Work task — Work out how many lines of the data hold the string "Glucocorticoids", and reply with that number alone.

Input data —

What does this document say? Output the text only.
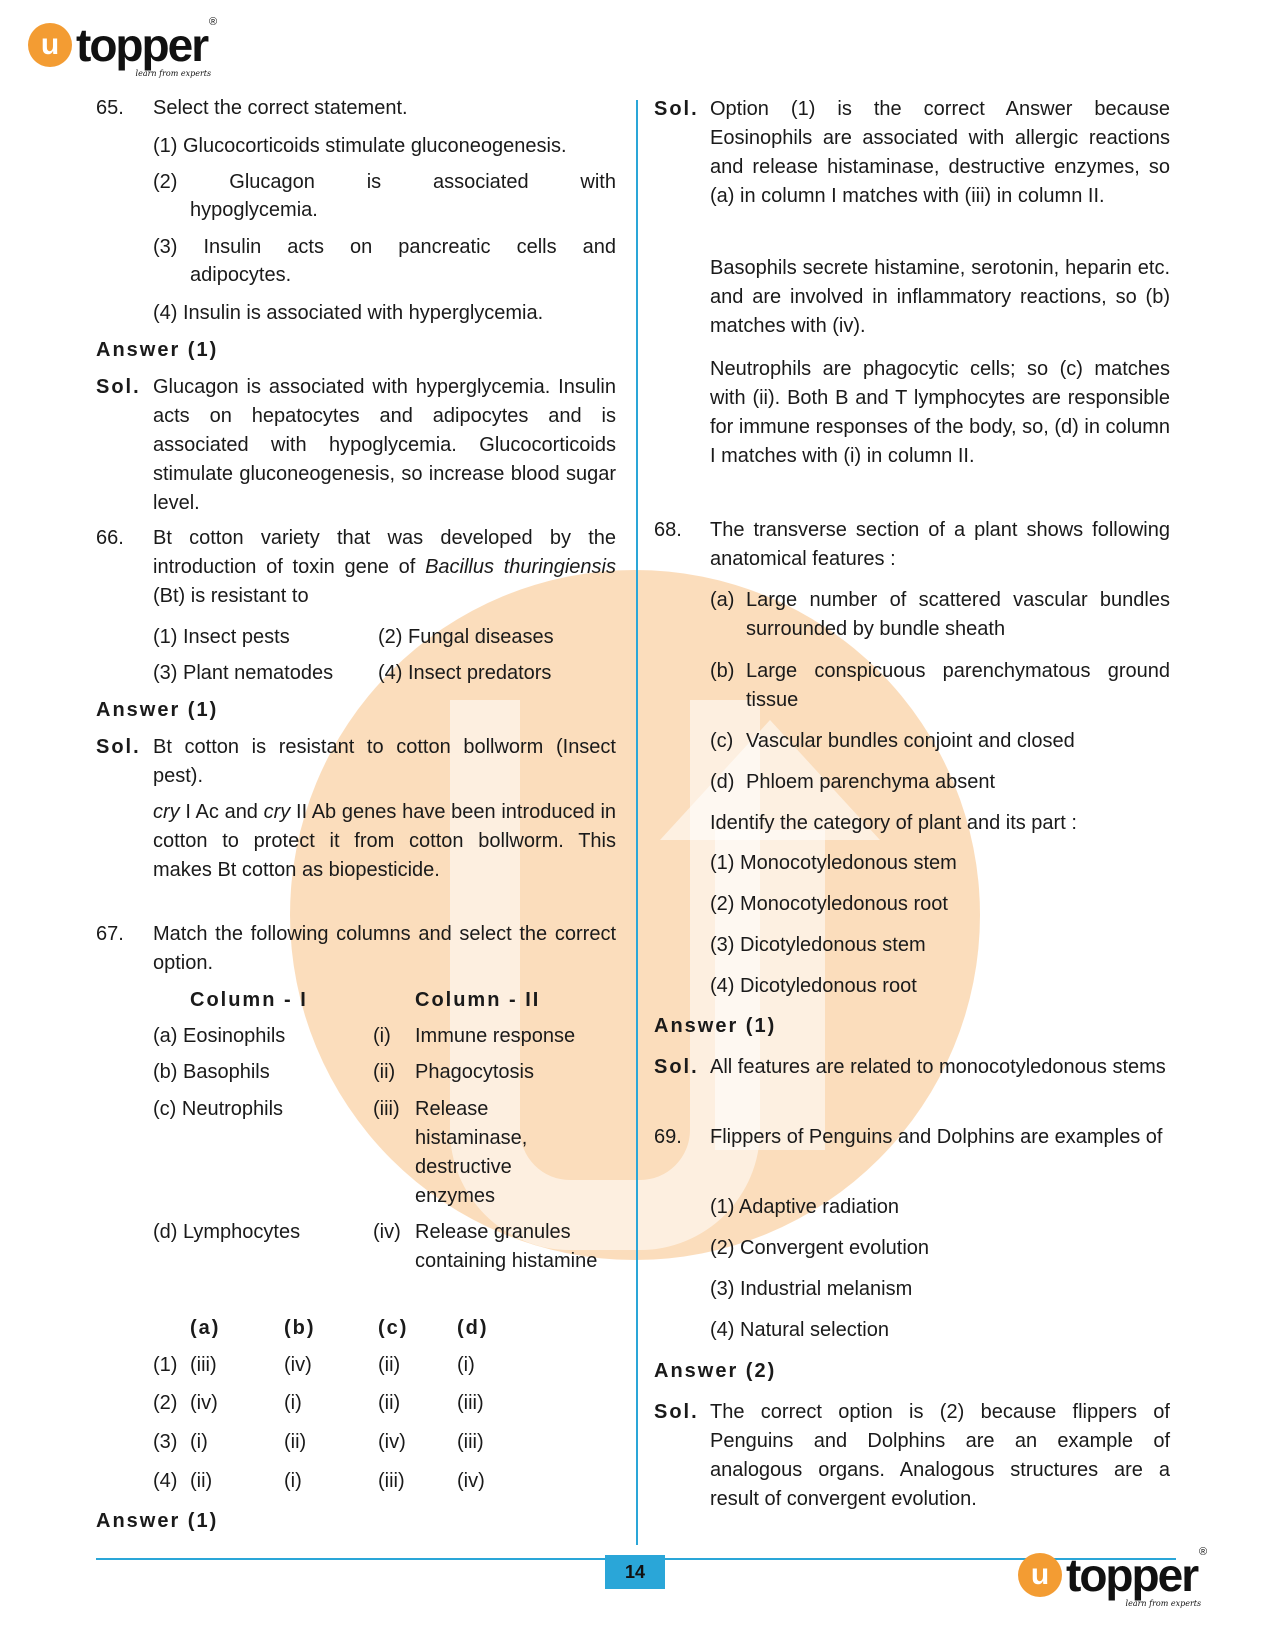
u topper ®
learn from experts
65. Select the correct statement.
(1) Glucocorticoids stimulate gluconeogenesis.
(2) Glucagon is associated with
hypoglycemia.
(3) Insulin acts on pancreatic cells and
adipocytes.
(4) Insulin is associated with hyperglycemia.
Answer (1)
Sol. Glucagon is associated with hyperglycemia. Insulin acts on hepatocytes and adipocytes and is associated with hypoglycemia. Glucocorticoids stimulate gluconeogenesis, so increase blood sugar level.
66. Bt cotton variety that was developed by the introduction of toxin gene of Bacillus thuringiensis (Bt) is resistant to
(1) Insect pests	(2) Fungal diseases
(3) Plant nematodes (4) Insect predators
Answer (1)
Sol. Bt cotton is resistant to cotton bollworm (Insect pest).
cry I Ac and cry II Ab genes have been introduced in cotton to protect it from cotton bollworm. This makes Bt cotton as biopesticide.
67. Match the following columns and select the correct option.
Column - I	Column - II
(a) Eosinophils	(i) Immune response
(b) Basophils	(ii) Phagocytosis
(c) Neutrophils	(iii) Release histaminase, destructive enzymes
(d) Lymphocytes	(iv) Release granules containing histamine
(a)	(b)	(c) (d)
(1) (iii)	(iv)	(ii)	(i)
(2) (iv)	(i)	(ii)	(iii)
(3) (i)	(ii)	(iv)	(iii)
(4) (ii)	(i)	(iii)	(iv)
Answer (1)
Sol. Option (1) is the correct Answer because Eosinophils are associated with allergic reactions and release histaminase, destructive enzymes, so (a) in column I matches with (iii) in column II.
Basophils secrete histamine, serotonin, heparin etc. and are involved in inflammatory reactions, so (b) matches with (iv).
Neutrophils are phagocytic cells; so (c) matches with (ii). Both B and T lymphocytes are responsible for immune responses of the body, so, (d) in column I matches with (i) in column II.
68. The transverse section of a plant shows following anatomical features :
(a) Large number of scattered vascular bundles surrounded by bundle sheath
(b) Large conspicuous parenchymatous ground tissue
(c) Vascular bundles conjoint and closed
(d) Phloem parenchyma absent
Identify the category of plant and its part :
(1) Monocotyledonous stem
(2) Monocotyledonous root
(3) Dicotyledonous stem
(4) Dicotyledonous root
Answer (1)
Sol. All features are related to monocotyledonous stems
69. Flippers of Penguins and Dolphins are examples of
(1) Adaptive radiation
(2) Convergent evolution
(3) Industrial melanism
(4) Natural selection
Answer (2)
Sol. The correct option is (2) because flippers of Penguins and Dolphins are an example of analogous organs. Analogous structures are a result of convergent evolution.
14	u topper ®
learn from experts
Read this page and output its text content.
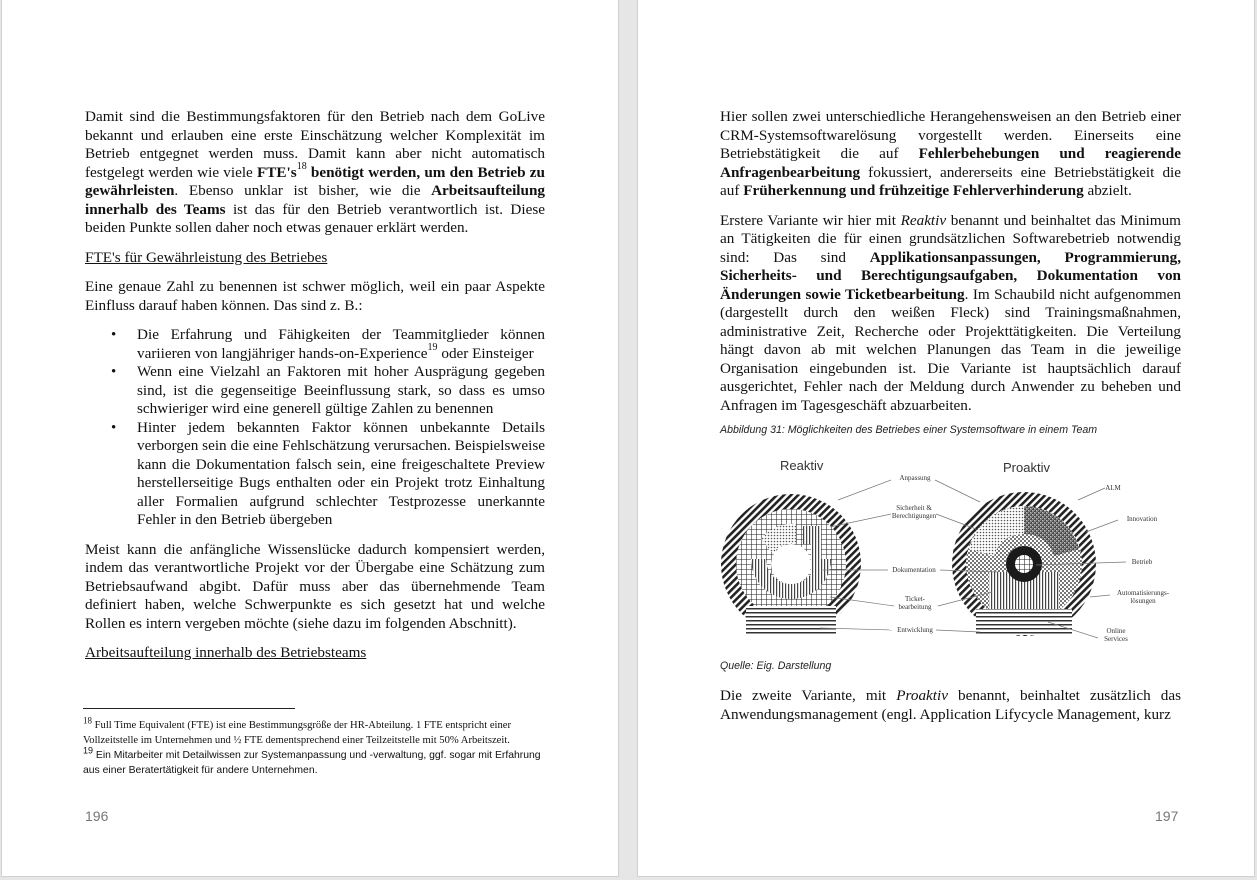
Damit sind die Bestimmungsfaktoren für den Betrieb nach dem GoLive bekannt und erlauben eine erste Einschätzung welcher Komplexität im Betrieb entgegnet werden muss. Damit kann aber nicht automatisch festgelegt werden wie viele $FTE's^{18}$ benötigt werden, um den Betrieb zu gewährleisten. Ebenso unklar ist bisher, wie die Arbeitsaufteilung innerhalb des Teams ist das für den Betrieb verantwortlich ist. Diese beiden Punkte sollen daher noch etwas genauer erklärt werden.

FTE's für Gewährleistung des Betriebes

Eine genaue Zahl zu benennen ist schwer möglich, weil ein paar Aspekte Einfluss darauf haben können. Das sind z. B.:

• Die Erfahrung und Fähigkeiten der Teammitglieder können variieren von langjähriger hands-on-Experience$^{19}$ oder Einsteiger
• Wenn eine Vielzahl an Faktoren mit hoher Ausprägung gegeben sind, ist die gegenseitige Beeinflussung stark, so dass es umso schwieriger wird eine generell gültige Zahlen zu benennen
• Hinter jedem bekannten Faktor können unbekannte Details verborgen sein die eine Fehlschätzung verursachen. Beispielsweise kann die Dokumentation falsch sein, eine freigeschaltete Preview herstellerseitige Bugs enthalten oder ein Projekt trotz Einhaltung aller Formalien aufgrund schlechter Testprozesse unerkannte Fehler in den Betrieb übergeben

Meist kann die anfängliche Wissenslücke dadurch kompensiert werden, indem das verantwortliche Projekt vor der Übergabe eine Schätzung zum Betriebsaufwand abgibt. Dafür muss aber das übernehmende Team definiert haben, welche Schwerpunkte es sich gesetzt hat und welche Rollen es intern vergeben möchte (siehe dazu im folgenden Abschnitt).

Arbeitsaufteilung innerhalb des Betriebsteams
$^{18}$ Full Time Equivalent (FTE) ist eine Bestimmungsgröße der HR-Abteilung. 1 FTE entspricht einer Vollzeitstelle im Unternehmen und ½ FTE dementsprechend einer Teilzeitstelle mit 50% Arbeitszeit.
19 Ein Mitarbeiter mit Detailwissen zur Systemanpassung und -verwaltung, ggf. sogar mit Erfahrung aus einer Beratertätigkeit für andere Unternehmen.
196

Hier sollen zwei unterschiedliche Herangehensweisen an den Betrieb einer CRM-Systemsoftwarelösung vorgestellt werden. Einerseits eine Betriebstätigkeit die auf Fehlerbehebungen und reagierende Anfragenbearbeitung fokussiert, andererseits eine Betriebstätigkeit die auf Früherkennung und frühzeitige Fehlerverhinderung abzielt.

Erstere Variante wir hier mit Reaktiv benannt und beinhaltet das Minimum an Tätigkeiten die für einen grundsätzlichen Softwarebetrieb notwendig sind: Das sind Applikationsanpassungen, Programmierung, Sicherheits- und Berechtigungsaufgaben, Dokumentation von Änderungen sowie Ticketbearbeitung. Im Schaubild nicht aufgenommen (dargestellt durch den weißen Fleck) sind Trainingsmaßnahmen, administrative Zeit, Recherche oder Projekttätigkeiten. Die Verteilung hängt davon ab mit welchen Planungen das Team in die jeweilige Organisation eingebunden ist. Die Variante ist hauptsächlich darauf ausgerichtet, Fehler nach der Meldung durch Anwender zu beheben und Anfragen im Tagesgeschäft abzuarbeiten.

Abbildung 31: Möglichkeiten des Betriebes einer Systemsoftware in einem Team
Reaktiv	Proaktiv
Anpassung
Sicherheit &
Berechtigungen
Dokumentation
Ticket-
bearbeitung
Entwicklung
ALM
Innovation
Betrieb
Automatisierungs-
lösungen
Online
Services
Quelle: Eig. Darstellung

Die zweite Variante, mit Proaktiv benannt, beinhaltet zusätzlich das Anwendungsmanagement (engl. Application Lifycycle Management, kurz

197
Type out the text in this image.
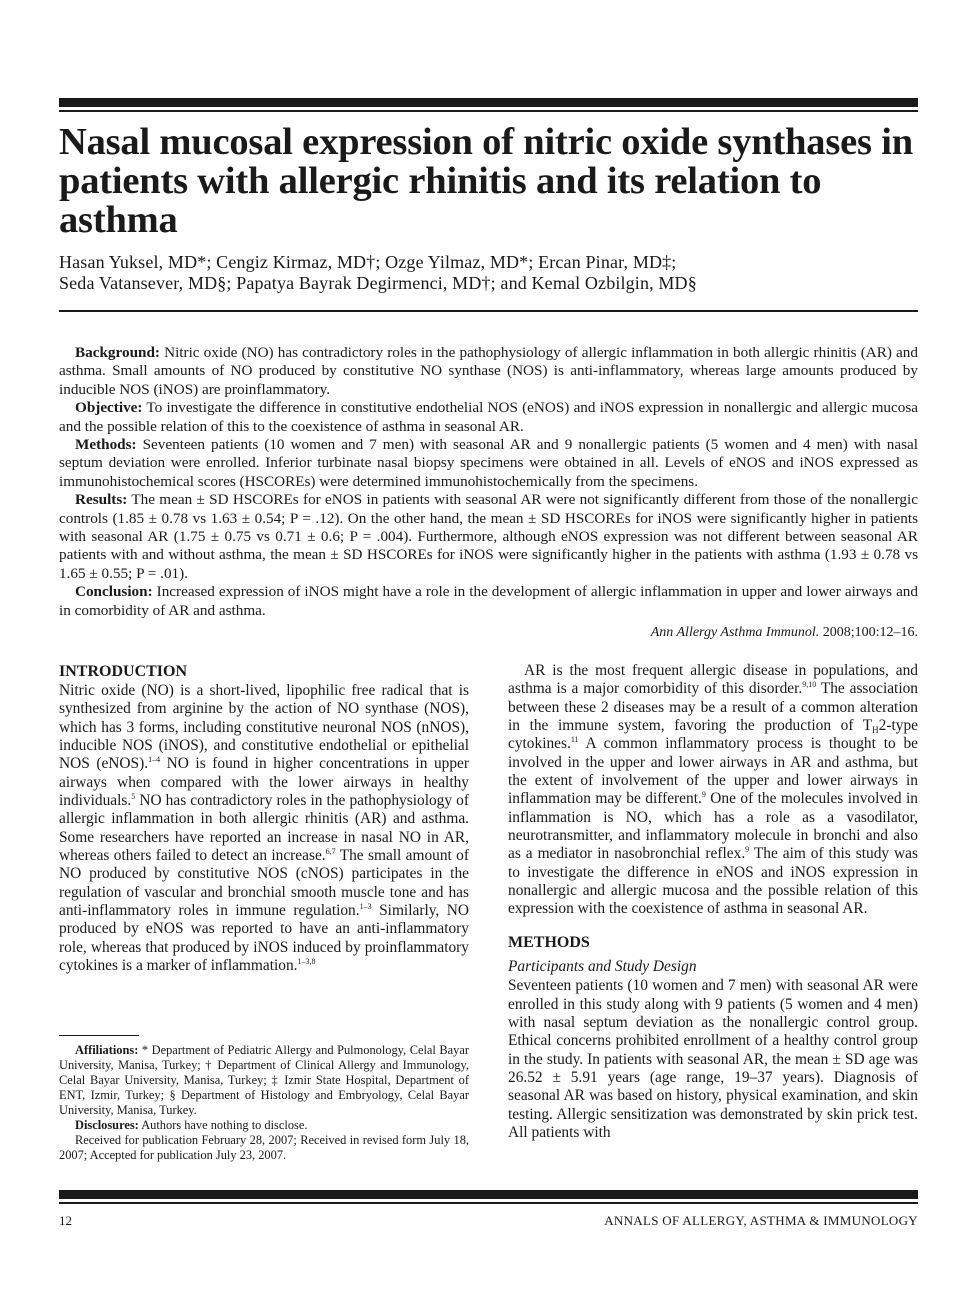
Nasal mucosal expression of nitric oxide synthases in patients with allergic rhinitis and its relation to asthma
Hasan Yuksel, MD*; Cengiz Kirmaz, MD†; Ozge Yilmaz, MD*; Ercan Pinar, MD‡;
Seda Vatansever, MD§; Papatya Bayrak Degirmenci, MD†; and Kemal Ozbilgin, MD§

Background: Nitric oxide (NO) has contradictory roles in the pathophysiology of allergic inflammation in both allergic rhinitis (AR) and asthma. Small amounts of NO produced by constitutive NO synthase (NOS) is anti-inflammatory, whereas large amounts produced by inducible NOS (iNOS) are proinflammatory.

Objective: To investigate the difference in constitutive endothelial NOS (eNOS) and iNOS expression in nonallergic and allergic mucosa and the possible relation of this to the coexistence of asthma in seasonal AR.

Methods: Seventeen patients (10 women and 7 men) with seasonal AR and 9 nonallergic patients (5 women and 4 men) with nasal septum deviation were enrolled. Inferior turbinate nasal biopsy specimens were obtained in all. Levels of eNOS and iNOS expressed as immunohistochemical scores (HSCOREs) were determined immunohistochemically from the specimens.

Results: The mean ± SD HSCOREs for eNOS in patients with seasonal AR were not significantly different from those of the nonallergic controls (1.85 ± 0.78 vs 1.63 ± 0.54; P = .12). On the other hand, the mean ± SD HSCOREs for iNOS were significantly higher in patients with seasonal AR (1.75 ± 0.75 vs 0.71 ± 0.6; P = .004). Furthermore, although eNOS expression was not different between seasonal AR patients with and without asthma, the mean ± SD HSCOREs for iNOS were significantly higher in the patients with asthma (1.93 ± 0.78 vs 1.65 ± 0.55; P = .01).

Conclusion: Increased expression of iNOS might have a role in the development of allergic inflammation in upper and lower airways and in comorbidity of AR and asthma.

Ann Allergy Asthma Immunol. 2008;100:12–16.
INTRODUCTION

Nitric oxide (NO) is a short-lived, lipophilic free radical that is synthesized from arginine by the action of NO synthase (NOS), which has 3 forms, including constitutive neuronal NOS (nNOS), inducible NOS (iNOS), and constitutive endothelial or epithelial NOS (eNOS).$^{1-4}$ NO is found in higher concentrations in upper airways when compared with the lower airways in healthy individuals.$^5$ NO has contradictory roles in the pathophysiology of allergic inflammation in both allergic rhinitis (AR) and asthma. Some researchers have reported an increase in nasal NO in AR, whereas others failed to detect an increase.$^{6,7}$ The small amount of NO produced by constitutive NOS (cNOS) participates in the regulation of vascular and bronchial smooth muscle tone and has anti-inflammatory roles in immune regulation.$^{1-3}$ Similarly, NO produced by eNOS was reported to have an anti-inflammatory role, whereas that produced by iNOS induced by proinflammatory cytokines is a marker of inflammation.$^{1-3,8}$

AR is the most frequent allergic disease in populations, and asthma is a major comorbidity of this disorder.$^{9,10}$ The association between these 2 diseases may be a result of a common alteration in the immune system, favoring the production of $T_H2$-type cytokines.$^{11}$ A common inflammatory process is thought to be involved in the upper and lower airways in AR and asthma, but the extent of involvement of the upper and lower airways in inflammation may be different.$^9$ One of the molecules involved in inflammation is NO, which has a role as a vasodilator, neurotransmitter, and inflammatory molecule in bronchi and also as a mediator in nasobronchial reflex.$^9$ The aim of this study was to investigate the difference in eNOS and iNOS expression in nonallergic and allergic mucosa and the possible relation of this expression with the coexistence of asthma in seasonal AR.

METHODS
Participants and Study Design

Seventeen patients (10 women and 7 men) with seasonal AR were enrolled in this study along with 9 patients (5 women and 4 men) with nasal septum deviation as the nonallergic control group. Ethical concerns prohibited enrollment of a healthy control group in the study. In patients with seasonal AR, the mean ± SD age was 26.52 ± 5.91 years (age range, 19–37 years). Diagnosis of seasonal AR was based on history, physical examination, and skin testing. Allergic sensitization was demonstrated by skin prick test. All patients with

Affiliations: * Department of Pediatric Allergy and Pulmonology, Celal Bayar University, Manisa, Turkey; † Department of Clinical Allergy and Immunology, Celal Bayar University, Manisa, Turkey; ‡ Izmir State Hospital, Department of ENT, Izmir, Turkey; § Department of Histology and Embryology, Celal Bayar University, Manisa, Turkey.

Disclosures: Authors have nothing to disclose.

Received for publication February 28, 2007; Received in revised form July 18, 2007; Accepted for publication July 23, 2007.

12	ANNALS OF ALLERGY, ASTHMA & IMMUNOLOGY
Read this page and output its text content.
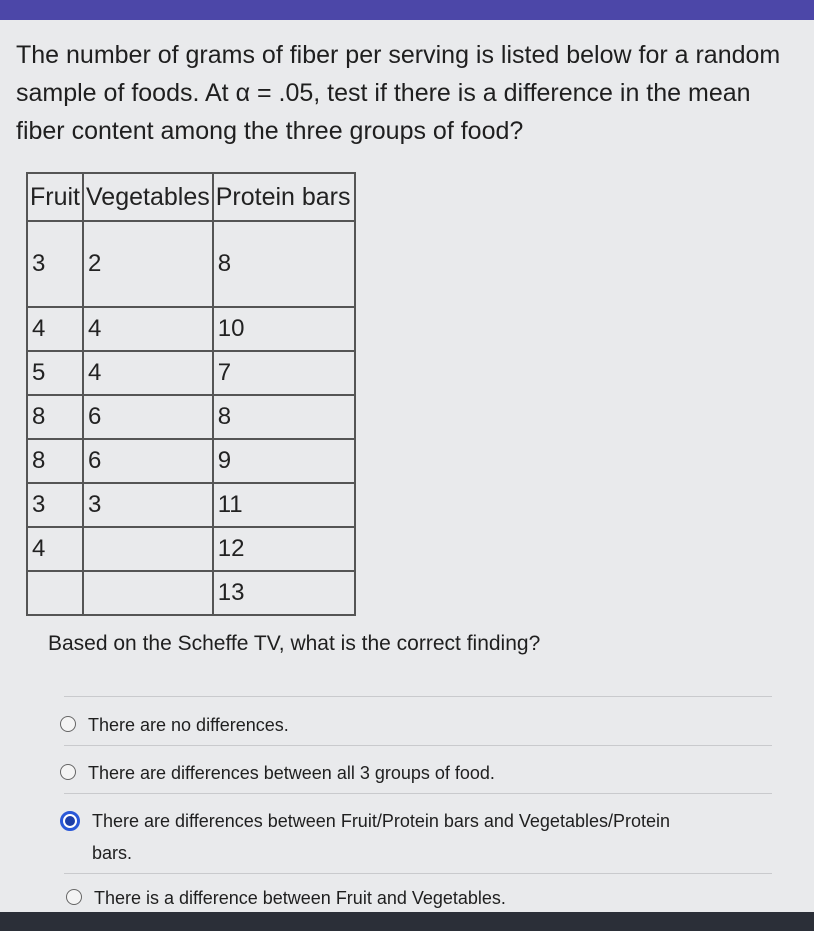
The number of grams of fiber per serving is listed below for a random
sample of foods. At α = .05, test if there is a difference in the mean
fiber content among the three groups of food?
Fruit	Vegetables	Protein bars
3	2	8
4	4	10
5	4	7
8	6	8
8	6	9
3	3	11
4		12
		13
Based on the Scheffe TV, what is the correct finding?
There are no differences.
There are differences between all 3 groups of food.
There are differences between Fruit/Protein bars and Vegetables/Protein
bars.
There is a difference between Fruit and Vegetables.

Finished task — 2